* Task goal
Could you write out every entry exactly as it stands?

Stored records
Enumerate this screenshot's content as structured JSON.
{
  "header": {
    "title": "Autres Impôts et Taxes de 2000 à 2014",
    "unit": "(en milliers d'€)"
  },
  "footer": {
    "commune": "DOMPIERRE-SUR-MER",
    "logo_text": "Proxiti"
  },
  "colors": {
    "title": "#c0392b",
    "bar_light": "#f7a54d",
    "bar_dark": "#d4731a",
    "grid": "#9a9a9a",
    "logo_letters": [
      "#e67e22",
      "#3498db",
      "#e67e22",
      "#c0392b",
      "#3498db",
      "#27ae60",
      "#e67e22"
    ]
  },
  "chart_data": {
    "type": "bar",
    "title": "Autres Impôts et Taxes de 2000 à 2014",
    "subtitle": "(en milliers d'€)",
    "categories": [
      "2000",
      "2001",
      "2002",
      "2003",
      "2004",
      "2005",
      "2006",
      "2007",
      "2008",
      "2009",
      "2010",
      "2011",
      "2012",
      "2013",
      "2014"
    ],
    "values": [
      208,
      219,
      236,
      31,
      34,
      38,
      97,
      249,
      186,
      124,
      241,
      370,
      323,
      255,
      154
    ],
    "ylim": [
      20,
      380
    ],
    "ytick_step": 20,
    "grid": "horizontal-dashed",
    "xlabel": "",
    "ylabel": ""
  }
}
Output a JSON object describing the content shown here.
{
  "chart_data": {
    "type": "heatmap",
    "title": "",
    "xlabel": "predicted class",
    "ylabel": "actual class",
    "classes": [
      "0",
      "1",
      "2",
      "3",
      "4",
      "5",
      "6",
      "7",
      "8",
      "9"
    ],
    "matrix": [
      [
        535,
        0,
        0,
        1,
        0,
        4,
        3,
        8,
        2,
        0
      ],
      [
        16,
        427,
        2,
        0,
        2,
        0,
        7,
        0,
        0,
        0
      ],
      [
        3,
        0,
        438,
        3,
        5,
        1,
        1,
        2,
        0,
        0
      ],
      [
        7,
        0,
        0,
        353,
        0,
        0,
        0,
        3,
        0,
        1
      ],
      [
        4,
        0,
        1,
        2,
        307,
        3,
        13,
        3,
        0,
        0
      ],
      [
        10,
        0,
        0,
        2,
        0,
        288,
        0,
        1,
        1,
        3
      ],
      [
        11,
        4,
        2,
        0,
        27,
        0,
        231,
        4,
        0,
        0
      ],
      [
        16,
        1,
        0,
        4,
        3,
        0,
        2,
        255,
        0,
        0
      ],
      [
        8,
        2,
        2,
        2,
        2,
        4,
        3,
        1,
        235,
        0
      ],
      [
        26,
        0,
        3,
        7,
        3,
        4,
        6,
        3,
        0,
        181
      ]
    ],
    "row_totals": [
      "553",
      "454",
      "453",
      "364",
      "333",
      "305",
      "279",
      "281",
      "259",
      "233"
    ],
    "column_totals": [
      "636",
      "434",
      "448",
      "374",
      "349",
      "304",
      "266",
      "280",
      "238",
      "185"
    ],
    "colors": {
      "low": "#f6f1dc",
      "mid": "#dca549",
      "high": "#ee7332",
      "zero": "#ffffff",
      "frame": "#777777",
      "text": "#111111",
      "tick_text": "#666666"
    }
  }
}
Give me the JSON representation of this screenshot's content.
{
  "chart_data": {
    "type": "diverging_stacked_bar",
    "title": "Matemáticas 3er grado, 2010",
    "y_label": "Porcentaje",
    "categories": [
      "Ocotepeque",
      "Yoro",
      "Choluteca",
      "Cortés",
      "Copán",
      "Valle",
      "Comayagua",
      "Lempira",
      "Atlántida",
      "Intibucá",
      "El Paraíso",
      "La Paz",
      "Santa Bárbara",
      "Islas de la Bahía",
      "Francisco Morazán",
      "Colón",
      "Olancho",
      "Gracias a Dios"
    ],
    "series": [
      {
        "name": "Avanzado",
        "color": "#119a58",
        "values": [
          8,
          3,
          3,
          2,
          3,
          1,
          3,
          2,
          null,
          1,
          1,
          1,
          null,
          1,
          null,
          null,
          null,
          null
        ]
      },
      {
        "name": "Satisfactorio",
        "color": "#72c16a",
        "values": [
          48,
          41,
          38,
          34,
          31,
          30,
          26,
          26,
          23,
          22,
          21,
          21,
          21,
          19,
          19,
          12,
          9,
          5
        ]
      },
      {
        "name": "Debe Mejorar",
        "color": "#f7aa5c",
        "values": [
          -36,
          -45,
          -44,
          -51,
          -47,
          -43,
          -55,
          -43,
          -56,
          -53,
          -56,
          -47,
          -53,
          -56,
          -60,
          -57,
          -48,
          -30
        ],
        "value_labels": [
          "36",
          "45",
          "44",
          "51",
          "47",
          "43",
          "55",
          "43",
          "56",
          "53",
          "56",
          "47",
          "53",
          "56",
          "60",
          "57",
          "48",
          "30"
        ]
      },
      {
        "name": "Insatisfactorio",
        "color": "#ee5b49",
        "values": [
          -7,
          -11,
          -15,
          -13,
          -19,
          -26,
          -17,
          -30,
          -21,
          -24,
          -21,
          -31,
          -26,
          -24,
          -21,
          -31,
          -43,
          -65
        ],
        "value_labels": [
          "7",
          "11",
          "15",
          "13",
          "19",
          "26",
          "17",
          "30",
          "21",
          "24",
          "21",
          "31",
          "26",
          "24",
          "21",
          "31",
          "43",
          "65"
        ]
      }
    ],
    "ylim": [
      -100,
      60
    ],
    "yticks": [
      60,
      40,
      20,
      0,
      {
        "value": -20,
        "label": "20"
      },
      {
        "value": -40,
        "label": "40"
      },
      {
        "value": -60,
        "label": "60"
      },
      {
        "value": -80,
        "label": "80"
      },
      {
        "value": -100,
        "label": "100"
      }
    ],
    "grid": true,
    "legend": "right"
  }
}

* Exercise result
Enumerate this screenshot's content as structured JSON.
{
  "header": {
    "title": "Autres Impôts et Taxes de 2000 à 2014",
    "unit": "(en milliers d'€)"
  },
  "footer": {
    "commune": "DOMPIERRE-SUR-MER",
    "logo_text": "Proxiti"
  },
  "colors": {
    "title": "#c0392b",
    "bar_light": "#f7a54d",
    "bar_dark": "#d4731a",
    "grid": "#9a9a9a",
    "logo_letters": [
      "#e67e22",
      "#3498db",
      "#e67e22",
      "#c0392b",
      "#3498db",
      "#27ae60",
      "#e67e22"
    ]
  },
  "chart_data": {
    "type": "bar",
    "title": "Autres Impôts et Taxes de 2000 à 2014",
    "subtitle": "(en milliers d'€)",
    "categories": [
      "2000",
      "2001",
      "2002",
      "2003",
      "2004",
      "2005",
      "2006",
      "2007",
      "2008",
      "2009",
      "2010",
      "2011",
      "2012",
      "2013",
      "2014"
    ],
    "values": [
      208,
      219,
      236,
      31,
      34,
      38,
      97,
      249,
      186,
      124,
      241,
      370,
      323,
      255,
      154
    ],
    "ylim": [
      20,
      380
    ],
    "ytick_step": 20,
    "grid": "horizontal-dashed",
    "xlabel": "",
    "ylabel": ""
  }
}
Output a JSON object describing the content shown here.
{
  "chart_data": {
    "type": "heatmap",
    "title": "",
    "xlabel": "predicted class",
    "ylabel": "actual class",
    "classes": [
      "0",
      "1",
      "2",
      "3",
      "4",
      "5",
      "6",
      "7",
      "8",
      "9"
    ],
    "matrix": [
      [
        535,
        0,
        0,
        1,
        0,
        4,
        3,
        8,
        2,
        0
      ],
      [
        16,
        427,
        2,
        0,
        2,
        0,
        7,
        0,
        0,
        0
      ],
      [
        3,
        0,
        438,
        3,
        5,
        1,
        1,
        2,
        0,
        0
      ],
      [
        7,
        0,
        0,
        353,
        0,
        0,
        0,
        3,
        0,
        1
      ],
      [
        4,
        0,
        1,
        2,
        307,
        3,
        13,
        3,
        0,
        0
      ],
      [
        10,
        0,
        0,
        2,
        0,
        288,
        0,
        1,
        1,
        3
      ],
      [
        11,
        4,
        2,
        0,
        27,
        0,
        231,
        4,
        0,
        0
      ],
      [
        16,
        1,
        0,
        4,
        3,
        0,
        2,
        255,
        0,
        0
      ],
      [
        8,
        2,
        2,
        2,
        2,
        4,
        3,
        1,
        235,
        0
      ],
      [
        26,
        0,
        3,
        7,
        3,
        4,
        6,
        3,
        0,
        181
      ]
    ],
    "row_totals": [
      "553",
      "454",
      "453",
      "364",
      "333",
      "305",
      "279",
      "281",
      "259",
      "233"
    ],
    "column_totals": [
      "636",
      "434",
      "448",
      "374",
      "349",
      "304",
      "266",
      "280",
      "238",
      "185"
    ],
    "colors": {
      "low": "#f6f1dc",
      "mid": "#dca549",
      "high": "#ee7332",
      "zero": "#ffffff",
      "frame": "#777777",
      "text": "#111111",
      "tick_text": "#666666"
    }
  }
}
Give me the JSON representation of this screenshot's content.
{
  "chart_data": {
    "type": "diverging_stacked_bar",
    "title": "Matemáticas 3er grado, 2010",
    "y_label": "Porcentaje",
    "categories": [
      "Ocotepeque",
      "Yoro",
      "Choluteca",
      "Cortés",
      "Copán",
      "Valle",
      "Comayagua",
      "Lempira",
      "Atlántida",
      "Intibucá",
      "El Paraíso",
      "La Paz",
      "Santa Bárbara",
      "Islas de la Bahía",
      "Francisco Morazán",
      "Colón",
      "Olancho",
      "Gracias a Dios"
    ],
    "series": [
      {
        "name": "Avanzado",
        "color": "#119a58",
        "values": [
          8,
          3,
          3,
          2,
          3,
          1,
          3,
          2,
          null,
          1,
          1,
          1,
          null,
          1,
          null,
          null,
          null,
          null
        ]
      },
      {
        "name": "Satisfactorio",
        "color": "#72c16a",
        "values": [
          48,
          41,
          38,
          34,
          31,
          30,
          26,
          26,
          23,
          22,
          21,
          21,
          21,
          19,
          19,
          12,
          9,
          5
        ]
      },
      {
        "name": "Debe Mejorar",
        "color": "#f7aa5c",
        "values": [
          -36,
          -45,
          -44,
          -51,
          -47,
          -43,
          -55,
          -43,
          -56,
          -53,
          -56,
          -47,
          -53,
          -56,
          -60,
          -57,
          -48,
          -30
        ],
        "value_labels": [
          "36",
          "45",
          "44",
          "51",
          "47",
          "43",
          "55",
          "43",
          "56",
          "53",
          "56",
          "47",
          "53",
          "56",
          "60",
          "57",
          "48",
          "30"
        ]
      },
      {
        "name": "Insatisfactorio",
        "color": "#ee5b49",
        "values": [
          -7,
          -11,
          -15,
          -13,
          -19,
          -26,
          -17,
          -30,
          -21,
          -24,
          -21,
          -31,
          -26,
          -24,
          -21,
          -31,
          -43,
          -65
        ],
        "value_labels": [
          "7",
          "11",
          "15",
          "13",
          "19",
          "26",
          "17",
          "30",
          "21",
          "24",
          "21",
          "31",
          "26",
          "24",
          "21",
          "31",
          "43",
          "65"
        ]
      }
    ],
    "ylim": [
      -100,
      60
    ],
    "yticks": [
      60,
      40,
      20,
      0,
      {
        "value": -20,
        "label": "20"
      },
      {
        "value": -40,
        "label": "40"
      },
      {
        "value": -60,
        "label": "60"
      },
      {
        "value": -80,
        "label": "80"
      },
      {
        "value": -100,
        "label": "100"
      }
    ],
    "grid": true,
    "legend": "right"
  }
}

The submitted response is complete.